(PASSAGE TO READ):
▬▬▬▬▬▬

We restarted bi-weekly operational meetings (weekly can sometimes be too much) with a set of ground rules. These meetings were only for me and the sisters. Once this operational meeting was over, their father would join to provide us with his own update and to provide feedback on any decisions made. This ensured the sisters could get on the same page before bringing items to their fathers’ attention. The structure allowed the sisters to become a united front, helping them work together—which in turn helped their father see they can manage the business together.
Further, we implemented a formal agenda and notes for each meeting, guaranteeing everyone entered and exited the meetings with the same understanding. We also used the notes as a way to help track our action items and deadlines.
I facilitated their meetings, as an unbiased third party ensures everyone is on their best behaviour. A third party can also help focus the meeting to the agenda, with family it is easy to lose track of business items. Before you know it, you’ll somehow end up talking about last Sunday’s family dinner! I also made it clear from the beginning that disrespecting one another was not acceptable. Once family members get used to speaking down to one another in front of staff, it can be very difficult to change.
A large part of their issue was traced back to their father. When he didn’t like something, he would turn to other staff members and advisors—telling everyone about the “horrible” decisions his daughters wanted to make. This created a confusing and uncomfortable work environment, not to mention a very deflated set of sisters. One of the first rules their father was held to was no disrespecting family members in front of others. It only took me speaking to him once about the issue to really turn things around.

▬▬▬▬▬▬

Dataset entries
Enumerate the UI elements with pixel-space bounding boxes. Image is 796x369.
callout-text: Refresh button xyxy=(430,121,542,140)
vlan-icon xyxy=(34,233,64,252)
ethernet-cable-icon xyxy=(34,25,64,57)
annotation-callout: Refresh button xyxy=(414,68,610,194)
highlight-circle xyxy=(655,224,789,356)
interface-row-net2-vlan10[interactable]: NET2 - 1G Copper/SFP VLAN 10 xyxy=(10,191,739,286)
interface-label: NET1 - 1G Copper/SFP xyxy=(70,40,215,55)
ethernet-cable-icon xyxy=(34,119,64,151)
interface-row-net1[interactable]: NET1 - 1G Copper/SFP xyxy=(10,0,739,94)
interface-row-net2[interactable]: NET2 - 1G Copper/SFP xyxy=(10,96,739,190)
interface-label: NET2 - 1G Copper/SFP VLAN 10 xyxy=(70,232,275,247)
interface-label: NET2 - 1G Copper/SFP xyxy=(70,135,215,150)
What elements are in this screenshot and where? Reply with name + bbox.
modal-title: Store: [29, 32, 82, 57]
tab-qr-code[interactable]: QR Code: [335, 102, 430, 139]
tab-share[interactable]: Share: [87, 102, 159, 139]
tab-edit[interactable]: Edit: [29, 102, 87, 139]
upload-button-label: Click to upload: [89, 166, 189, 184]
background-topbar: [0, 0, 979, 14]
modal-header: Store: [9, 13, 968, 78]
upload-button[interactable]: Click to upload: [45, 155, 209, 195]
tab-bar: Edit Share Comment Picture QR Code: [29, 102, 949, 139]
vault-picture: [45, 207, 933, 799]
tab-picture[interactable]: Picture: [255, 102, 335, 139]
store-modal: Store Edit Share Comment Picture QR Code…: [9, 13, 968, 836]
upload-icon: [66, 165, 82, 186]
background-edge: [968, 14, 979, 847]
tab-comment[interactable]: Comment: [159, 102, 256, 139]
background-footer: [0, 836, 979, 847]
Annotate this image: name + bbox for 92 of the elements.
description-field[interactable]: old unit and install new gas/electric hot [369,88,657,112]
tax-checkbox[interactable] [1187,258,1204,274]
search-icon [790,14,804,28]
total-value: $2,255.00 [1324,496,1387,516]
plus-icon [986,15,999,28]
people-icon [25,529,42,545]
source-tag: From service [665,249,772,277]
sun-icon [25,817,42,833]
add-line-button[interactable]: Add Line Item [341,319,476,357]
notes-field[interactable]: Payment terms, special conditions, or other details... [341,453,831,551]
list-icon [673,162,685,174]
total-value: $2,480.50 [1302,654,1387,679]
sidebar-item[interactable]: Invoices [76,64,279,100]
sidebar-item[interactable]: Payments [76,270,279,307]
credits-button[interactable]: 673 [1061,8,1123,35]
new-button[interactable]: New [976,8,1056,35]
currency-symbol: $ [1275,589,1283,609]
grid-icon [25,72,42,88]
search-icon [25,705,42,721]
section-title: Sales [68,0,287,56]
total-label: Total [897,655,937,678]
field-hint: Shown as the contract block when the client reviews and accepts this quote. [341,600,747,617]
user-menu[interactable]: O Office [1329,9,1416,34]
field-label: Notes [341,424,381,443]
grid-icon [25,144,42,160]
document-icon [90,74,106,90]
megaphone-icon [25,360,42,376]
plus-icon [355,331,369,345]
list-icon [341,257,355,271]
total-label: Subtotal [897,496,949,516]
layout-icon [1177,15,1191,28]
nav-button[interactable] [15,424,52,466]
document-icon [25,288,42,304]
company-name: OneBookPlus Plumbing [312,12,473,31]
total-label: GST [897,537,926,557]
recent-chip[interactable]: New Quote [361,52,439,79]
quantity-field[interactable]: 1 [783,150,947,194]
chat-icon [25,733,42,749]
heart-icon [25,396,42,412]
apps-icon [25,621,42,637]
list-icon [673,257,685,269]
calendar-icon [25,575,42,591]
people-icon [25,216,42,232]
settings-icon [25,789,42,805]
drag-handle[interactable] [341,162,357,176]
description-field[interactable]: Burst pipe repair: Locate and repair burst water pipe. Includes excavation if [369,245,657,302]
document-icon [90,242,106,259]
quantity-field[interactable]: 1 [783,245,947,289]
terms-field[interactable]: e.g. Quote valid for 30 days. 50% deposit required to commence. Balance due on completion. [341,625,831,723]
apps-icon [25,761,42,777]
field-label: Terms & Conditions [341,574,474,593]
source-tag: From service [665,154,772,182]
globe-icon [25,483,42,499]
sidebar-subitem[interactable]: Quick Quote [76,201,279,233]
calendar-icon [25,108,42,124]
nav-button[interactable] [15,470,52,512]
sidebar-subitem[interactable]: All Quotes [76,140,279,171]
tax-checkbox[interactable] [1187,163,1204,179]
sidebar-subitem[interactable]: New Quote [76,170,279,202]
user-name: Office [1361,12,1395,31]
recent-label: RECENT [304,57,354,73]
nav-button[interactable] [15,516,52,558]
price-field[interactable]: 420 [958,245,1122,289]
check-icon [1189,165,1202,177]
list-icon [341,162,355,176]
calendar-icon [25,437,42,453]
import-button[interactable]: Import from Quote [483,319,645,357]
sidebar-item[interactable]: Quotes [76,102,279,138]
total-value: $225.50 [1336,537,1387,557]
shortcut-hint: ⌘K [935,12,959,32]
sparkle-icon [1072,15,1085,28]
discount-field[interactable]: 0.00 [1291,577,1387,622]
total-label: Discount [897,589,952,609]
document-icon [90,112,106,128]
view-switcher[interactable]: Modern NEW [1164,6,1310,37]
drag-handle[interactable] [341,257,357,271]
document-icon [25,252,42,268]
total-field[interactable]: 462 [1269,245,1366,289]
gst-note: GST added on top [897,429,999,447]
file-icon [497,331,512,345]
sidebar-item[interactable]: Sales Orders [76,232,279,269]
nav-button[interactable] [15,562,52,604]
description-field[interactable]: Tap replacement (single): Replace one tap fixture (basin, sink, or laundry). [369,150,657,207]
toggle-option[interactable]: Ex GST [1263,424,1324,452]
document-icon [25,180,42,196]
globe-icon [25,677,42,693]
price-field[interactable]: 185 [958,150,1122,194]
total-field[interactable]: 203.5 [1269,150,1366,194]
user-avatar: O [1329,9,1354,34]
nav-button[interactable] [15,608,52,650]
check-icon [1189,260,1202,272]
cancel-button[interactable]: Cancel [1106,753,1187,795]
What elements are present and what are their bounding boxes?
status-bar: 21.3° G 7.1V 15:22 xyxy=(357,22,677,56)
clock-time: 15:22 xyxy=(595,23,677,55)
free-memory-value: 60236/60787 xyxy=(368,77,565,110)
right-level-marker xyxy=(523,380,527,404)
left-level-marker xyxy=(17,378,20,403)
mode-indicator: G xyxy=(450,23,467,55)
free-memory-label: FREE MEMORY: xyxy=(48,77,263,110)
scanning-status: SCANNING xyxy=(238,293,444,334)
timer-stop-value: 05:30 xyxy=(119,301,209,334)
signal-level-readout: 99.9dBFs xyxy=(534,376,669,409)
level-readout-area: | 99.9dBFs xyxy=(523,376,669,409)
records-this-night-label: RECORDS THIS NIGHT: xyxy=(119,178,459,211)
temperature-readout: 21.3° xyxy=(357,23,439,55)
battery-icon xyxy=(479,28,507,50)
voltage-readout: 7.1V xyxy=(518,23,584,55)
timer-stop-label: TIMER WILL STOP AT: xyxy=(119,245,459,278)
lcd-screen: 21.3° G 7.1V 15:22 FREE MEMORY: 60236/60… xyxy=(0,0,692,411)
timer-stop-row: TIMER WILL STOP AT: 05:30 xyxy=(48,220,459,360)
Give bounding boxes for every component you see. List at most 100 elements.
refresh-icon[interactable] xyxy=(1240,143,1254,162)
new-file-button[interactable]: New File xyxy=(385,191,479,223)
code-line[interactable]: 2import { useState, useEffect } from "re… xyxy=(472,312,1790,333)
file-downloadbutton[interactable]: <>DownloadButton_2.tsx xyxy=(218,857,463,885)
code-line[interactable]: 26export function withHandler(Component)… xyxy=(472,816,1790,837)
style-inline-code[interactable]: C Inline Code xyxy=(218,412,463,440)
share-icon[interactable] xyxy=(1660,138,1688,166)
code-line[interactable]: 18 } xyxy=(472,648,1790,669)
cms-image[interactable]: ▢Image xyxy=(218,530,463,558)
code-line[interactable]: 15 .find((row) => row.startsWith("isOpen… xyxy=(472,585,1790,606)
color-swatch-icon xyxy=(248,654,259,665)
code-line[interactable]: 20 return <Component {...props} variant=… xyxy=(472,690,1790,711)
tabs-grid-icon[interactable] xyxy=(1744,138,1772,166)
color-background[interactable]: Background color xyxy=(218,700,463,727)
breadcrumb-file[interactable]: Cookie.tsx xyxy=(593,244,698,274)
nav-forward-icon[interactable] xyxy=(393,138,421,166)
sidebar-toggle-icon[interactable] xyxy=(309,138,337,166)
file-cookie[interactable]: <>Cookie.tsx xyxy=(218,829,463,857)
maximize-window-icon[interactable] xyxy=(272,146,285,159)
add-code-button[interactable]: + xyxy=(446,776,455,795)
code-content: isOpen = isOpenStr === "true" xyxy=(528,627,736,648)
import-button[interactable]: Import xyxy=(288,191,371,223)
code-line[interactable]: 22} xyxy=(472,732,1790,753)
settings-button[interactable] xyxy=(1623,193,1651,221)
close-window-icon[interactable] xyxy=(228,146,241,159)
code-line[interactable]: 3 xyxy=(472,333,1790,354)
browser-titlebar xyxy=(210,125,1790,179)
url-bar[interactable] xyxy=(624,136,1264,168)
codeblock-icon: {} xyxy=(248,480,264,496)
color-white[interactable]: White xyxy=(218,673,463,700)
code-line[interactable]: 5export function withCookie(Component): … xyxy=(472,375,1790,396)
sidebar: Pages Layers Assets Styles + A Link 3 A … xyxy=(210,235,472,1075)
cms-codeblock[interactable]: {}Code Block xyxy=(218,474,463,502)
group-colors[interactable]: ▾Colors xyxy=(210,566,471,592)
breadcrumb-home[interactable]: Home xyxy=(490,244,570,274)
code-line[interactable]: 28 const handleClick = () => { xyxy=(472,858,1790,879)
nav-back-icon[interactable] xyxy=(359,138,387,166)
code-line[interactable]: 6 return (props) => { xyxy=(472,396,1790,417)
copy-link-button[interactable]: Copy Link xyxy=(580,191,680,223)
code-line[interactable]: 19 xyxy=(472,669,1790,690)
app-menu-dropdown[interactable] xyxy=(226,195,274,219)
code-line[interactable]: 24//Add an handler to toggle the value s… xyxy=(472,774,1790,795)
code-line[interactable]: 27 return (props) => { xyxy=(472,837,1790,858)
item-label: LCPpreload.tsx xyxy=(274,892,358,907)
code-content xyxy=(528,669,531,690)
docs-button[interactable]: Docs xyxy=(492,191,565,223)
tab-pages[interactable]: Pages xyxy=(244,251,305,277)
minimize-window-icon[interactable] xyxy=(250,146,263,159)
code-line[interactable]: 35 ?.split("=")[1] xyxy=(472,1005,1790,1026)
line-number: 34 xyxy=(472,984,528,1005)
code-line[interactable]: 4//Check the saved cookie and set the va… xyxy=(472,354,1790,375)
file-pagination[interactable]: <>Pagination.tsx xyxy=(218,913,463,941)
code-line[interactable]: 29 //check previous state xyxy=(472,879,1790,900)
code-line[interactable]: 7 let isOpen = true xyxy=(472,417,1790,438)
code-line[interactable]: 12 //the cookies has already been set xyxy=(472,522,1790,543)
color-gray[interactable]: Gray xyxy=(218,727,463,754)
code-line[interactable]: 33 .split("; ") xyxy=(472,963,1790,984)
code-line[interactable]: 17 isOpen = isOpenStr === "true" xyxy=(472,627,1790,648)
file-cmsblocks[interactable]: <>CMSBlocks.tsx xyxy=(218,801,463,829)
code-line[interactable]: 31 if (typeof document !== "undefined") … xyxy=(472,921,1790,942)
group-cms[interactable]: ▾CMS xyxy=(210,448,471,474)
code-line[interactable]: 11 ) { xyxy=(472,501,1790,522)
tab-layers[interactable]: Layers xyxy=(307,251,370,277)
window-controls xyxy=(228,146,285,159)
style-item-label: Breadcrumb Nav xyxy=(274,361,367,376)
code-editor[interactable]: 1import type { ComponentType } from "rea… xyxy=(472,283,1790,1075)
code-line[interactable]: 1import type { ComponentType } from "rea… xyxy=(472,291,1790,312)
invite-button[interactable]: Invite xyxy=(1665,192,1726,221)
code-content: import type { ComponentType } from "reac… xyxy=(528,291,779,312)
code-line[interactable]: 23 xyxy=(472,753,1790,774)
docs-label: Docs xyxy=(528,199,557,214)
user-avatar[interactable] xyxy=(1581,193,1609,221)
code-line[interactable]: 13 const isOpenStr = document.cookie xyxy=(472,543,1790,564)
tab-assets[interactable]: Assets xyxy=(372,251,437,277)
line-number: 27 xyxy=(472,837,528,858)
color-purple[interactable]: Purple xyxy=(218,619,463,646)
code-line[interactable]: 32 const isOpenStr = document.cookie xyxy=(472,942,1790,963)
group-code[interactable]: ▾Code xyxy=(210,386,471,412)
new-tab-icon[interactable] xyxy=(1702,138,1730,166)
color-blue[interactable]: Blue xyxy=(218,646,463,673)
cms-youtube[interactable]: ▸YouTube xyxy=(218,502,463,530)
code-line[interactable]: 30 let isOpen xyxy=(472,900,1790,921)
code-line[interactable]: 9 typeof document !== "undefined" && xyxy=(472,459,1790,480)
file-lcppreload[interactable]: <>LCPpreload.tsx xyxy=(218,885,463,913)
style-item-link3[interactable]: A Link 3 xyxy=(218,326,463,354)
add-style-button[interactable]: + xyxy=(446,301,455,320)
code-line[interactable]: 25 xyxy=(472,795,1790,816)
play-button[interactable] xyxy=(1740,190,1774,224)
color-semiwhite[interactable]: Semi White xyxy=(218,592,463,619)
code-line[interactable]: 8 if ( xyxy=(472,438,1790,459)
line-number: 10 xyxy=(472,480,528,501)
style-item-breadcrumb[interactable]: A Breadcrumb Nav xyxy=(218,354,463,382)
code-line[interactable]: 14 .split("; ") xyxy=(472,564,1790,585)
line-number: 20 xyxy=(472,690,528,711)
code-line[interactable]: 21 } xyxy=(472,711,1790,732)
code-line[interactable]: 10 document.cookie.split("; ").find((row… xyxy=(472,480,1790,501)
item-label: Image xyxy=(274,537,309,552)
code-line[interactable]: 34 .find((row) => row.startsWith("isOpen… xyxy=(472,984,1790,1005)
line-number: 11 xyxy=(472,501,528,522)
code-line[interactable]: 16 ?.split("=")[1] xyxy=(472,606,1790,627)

▬▬▬▬▬▬

(YOUR TASKS):
1 – Please write out part of the passage on the family business meetings word for word, beginning at the words "Further, we implemented" and stopping after "difficult to change.".
2 – In the passage on the family business meetings, who joined once the operational meeting was over?
These lines have no connection to the passage on the family business meetings.

(EXPECTED OUTPUTS):
1 –
Further, we implemented a formal agenda and notes for each meeting, guaranteeing everyone entered and exited the meetings with the same understanding. We also used the notes as a way to help track our action items and deadlines.
I facilitated their meetings, as an unbiased third party ensures everyone is on their best behaviour. A third party can also help focus the meeting to the agenda, with family it is easy to lose track of business items. Before you know it, you’ll somehow end up talking about last Sunday’s family dinner! I also made it clear from the beginning that disrespecting one another was not acceptable. Once family members get used to speaking down to one another in front of staff, it can be very difficult to change.

2 – The sisters' father joined to give his own update and feedback on any decisions made.